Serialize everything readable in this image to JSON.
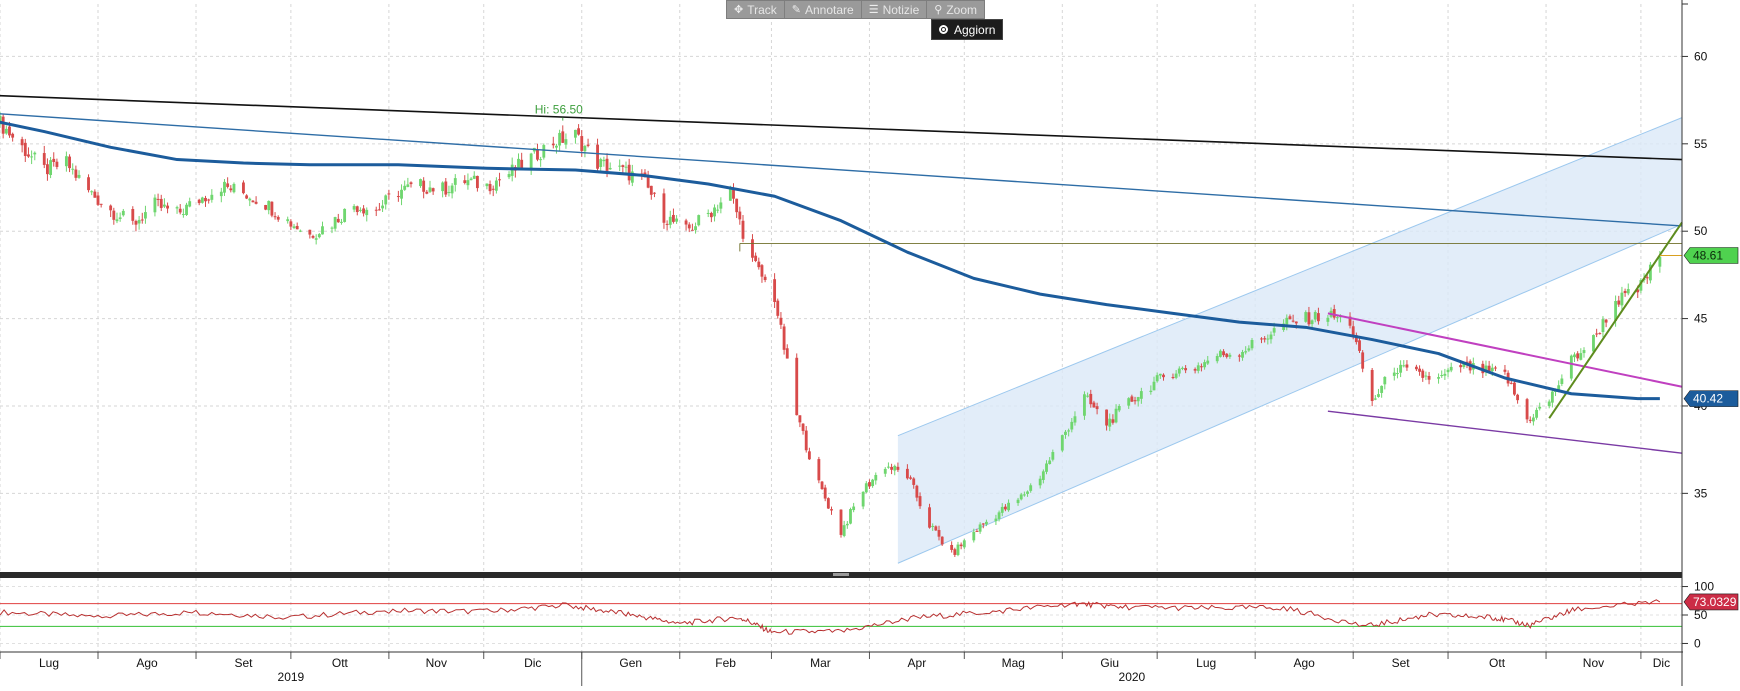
{
  "toolbar": {
    "track_label": "Track",
    "annotate_label": "Annotare",
    "news_label": "Notizie",
    "zoom_label": "Zoom",
    "refresh_label": "Aggiorn"
  },
  "colors": {
    "up": "#6fd66f",
    "down": "#d84a4a",
    "moving_average": "#1c5c9c",
    "rsi_line": "#b83030",
    "rsi_upper": "#e04040",
    "rsi_lower": "#34c034",
    "channel_fill": "#dbe9f7",
    "channel_line": "#9cc8ee",
    "long_trendline": "#111111",
    "trendline_blue": "#2e6da6",
    "trendline_magenta": "#c040c0",
    "trendline_purple": "#7a3aa4",
    "trendline_green": "#5e8c1e",
    "resistance_line": "#6f6f2a",
    "price_label_bg": "#4fd24f",
    "ma_label_bg": "#1c5c9c",
    "rsi_label_bg": "#cc2d46"
  },
  "chart_data": {
    "type": "candlestick",
    "x_start": "2019-07-01",
    "x_end": "2020-12-14",
    "price_ylim": [
      30.5,
      63
    ],
    "rsi_ylim": [
      -15,
      115
    ],
    "price_ticks": [
      "60",
      "55",
      "50",
      "45",
      "40",
      "35"
    ],
    "rsi_ticks": [
      "100",
      "50",
      "0"
    ],
    "month_labels": [
      "Lug",
      "Ago",
      "Set",
      "Ott",
      "Nov",
      "Dic",
      "Gen",
      "Feb",
      "Mar",
      "Apr",
      "Mag",
      "Giu",
      "Lug",
      "Ago",
      "Set",
      "Ott",
      "Nov",
      "Dic"
    ],
    "year_labels": [
      "2019",
      "2020"
    ],
    "high_annotation": "Hi: 56.50",
    "last_price_label": "48.61",
    "moving_average_label": "40.42",
    "rsi_label": "73.0329",
    "rsi_upper": 70,
    "rsi_lower": 30,
    "price_path": [
      [
        "2019-07-01",
        56.2
      ],
      [
        "2019-07-08",
        54.8
      ],
      [
        "2019-07-15",
        53.5
      ],
      [
        "2019-07-22",
        53.9
      ],
      [
        "2019-07-29",
        52.3
      ],
      [
        "2019-08-05",
        51.2
      ],
      [
        "2019-08-12",
        50.4
      ],
      [
        "2019-08-19",
        51.5
      ],
      [
        "2019-08-26",
        51.0
      ],
      [
        "2019-09-02",
        51.8
      ],
      [
        "2019-09-09",
        52.6
      ],
      [
        "2019-09-16",
        52.2
      ],
      [
        "2019-09-23",
        51.6
      ],
      [
        "2019-09-30",
        50.6
      ],
      [
        "2019-10-07",
        49.8
      ],
      [
        "2019-10-14",
        50.5
      ],
      [
        "2019-10-21",
        51.5
      ],
      [
        "2019-10-28",
        51.2
      ],
      [
        "2019-11-04",
        52.3
      ],
      [
        "2019-11-11",
        52.6
      ],
      [
        "2019-11-18",
        52.4
      ],
      [
        "2019-11-25",
        52.9
      ],
      [
        "2019-12-02",
        52.6
      ],
      [
        "2019-12-09",
        53.3
      ],
      [
        "2019-12-16",
        54.2
      ],
      [
        "2019-12-23",
        55.1
      ],
      [
        "2019-12-30",
        55.5
      ],
      [
        "2020-01-06",
        53.9
      ],
      [
        "2020-01-13",
        53.5
      ],
      [
        "2020-01-20",
        53.0
      ],
      [
        "2020-01-27",
        50.9
      ],
      [
        "2020-02-03",
        50.0
      ],
      [
        "2020-02-10",
        51.0
      ],
      [
        "2020-02-17",
        52.2
      ],
      [
        "2020-02-24",
        48.3
      ],
      [
        "2020-03-02",
        46.2
      ],
      [
        "2020-03-09",
        39.5
      ],
      [
        "2020-03-16",
        35.5
      ],
      [
        "2020-03-23",
        32.8
      ],
      [
        "2020-03-30",
        35.2
      ],
      [
        "2020-04-06",
        36.6
      ],
      [
        "2020-04-13",
        36.0
      ],
      [
        "2020-04-20",
        33.2
      ],
      [
        "2020-04-27",
        31.5
      ],
      [
        "2020-05-04",
        32.8
      ],
      [
        "2020-05-11",
        33.8
      ],
      [
        "2020-05-18",
        34.6
      ],
      [
        "2020-05-25",
        36.0
      ],
      [
        "2020-06-01",
        38.2
      ],
      [
        "2020-06-08",
        40.5
      ],
      [
        "2020-06-15",
        39.0
      ],
      [
        "2020-06-22",
        40.2
      ],
      [
        "2020-06-29",
        41.2
      ],
      [
        "2020-07-06",
        42.0
      ],
      [
        "2020-07-13",
        42.2
      ],
      [
        "2020-07-20",
        42.9
      ],
      [
        "2020-07-27",
        43.1
      ],
      [
        "2020-08-03",
        43.8
      ],
      [
        "2020-08-10",
        44.7
      ],
      [
        "2020-08-17",
        45.0
      ],
      [
        "2020-08-24",
        45.2
      ],
      [
        "2020-08-31",
        44.8
      ],
      [
        "2020-09-07",
        40.2
      ],
      [
        "2020-09-14",
        42.2
      ],
      [
        "2020-09-21",
        41.8
      ],
      [
        "2020-09-28",
        41.5
      ],
      [
        "2020-10-05",
        42.3
      ],
      [
        "2020-10-12",
        42.0
      ],
      [
        "2020-10-19",
        41.8
      ],
      [
        "2020-10-26",
        39.2
      ],
      [
        "2020-11-02",
        40.3
      ],
      [
        "2020-11-09",
        42.6
      ],
      [
        "2020-11-16",
        43.8
      ],
      [
        "2020-11-23",
        46.0
      ],
      [
        "2020-11-30",
        46.6
      ],
      [
        "2020-12-07",
        48.61
      ]
    ],
    "moving_average": [
      [
        "2019-06-24",
        56.5
      ],
      [
        "2019-07-15",
        55.7
      ],
      [
        "2019-08-05",
        54.8
      ],
      [
        "2019-08-26",
        54.1
      ],
      [
        "2019-09-16",
        53.9
      ],
      [
        "2019-10-07",
        53.8
      ],
      [
        "2019-11-04",
        53.8
      ],
      [
        "2019-12-02",
        53.6
      ],
      [
        "2019-12-30",
        53.5
      ],
      [
        "2020-01-20",
        53.2
      ],
      [
        "2020-02-10",
        52.7
      ],
      [
        "2020-03-02",
        52.0
      ],
      [
        "2020-03-23",
        50.6
      ],
      [
        "2020-04-13",
        48.8
      ],
      [
        "2020-05-04",
        47.3
      ],
      [
        "2020-05-25",
        46.4
      ],
      [
        "2020-06-15",
        45.8
      ],
      [
        "2020-07-06",
        45.3
      ],
      [
        "2020-07-27",
        44.8
      ],
      [
        "2020-08-17",
        44.5
      ],
      [
        "2020-09-07",
        43.8
      ],
      [
        "2020-09-28",
        43.0
      ],
      [
        "2020-10-19",
        41.6
      ],
      [
        "2020-11-09",
        40.7
      ],
      [
        "2020-11-30",
        40.42
      ],
      [
        "2020-12-07",
        40.42
      ]
    ],
    "rsi": [
      [
        "2019-07-01",
        55
      ],
      [
        "2019-08-01",
        47
      ],
      [
        "2019-09-01",
        55
      ],
      [
        "2019-10-01",
        46
      ],
      [
        "2019-11-01",
        58
      ],
      [
        "2019-12-01",
        56
      ],
      [
        "2019-12-27",
        67
      ],
      [
        "2020-01-15",
        52
      ],
      [
        "2020-02-01",
        35
      ],
      [
        "2020-02-20",
        46
      ],
      [
        "2020-03-01",
        20
      ],
      [
        "2020-03-23",
        21
      ],
      [
        "2020-04-15",
        45
      ],
      [
        "2020-05-10",
        56
      ],
      [
        "2020-06-05",
        70
      ],
      [
        "2020-06-20",
        64
      ],
      [
        "2020-07-15",
        62
      ],
      [
        "2020-08-10",
        63
      ],
      [
        "2020-09-05",
        30
      ],
      [
        "2020-09-25",
        50
      ],
      [
        "2020-10-15",
        46
      ],
      [
        "2020-10-27",
        32
      ],
      [
        "2020-11-10",
        60
      ],
      [
        "2020-12-07",
        73.03
      ]
    ],
    "lines": {
      "long_trendline": [
        [
          "2019-06-24",
          57.8
        ],
        [
          "2020-12-14",
          54.1
        ]
      ],
      "descending_blue": [
        [
          "2019-06-24",
          56.8
        ],
        [
          "2020-12-14",
          50.3
        ]
      ],
      "channel_lower": [
        [
          "2020-04-10",
          31.0
        ],
        [
          "2020-12-14",
          50.4
        ]
      ],
      "channel_upper": [
        [
          "2020-04-10",
          38.3
        ],
        [
          "2020-12-14",
          56.5
        ]
      ],
      "resistance": [
        [
          "2020-02-20",
          49.3
        ],
        [
          "2020-12-14",
          49.3
        ]
      ],
      "magenta": [
        [
          "2020-08-24",
          45.3
        ],
        [
          "2020-12-14",
          41.1
        ]
      ],
      "purple": [
        [
          "2020-08-24",
          39.7
        ],
        [
          "2020-12-14",
          37.3
        ]
      ],
      "green": [
        [
          "2020-11-02",
          39.3
        ],
        [
          "2020-12-14",
          50.5
        ]
      ]
    }
  }
}
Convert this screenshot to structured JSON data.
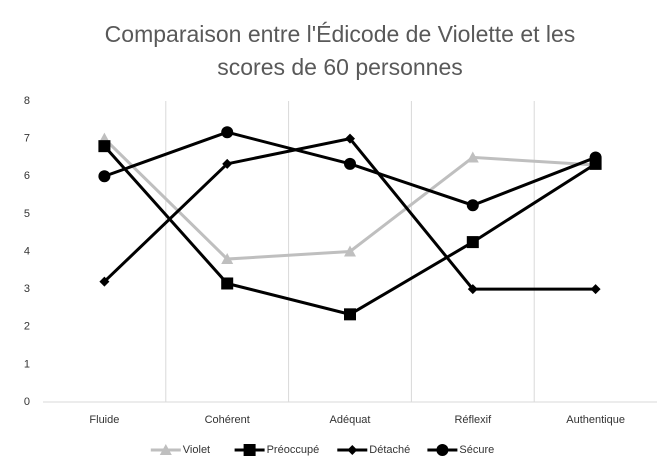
{
  "chart_data": {
    "type": "line",
    "title": "Comparaison entre l'Édicode de Violette et les scores de 60 personnes",
    "categories": [
      "Fluide",
      "Cohérent",
      "Adéquat",
      "Réflexif",
      "Authentique"
    ],
    "series": [
      {
        "name": "Violet",
        "color": "#bfbfbf",
        "marker": "triangle",
        "values": [
          7.0,
          3.8,
          4.0,
          6.5,
          6.3
        ]
      },
      {
        "name": "Préoccupé",
        "color": "#000000",
        "marker": "square",
        "values": [
          6.8,
          3.15,
          2.33,
          4.25,
          6.33
        ]
      },
      {
        "name": "Détaché",
        "color": "#000000",
        "marker": "diamond",
        "values": [
          3.2,
          6.33,
          7.0,
          3.0,
          3.0
        ]
      },
      {
        "name": "Sécure",
        "color": "#000000",
        "marker": "circle",
        "values": [
          6.0,
          7.17,
          6.33,
          5.23,
          6.5
        ]
      }
    ],
    "ylim": [
      0,
      8
    ],
    "yticks": [
      0,
      1,
      2,
      3,
      4,
      5,
      6,
      7,
      8
    ]
  }
}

==============================

▶ DIRECTIVE
Copy down every line of the entries containing the word "name".

▶ ANSWER TO THIS EXERCISE
        "name": "Violet",
        "name": "Préoccupé",
        "name": "Détaché",
        "name": "Sécure",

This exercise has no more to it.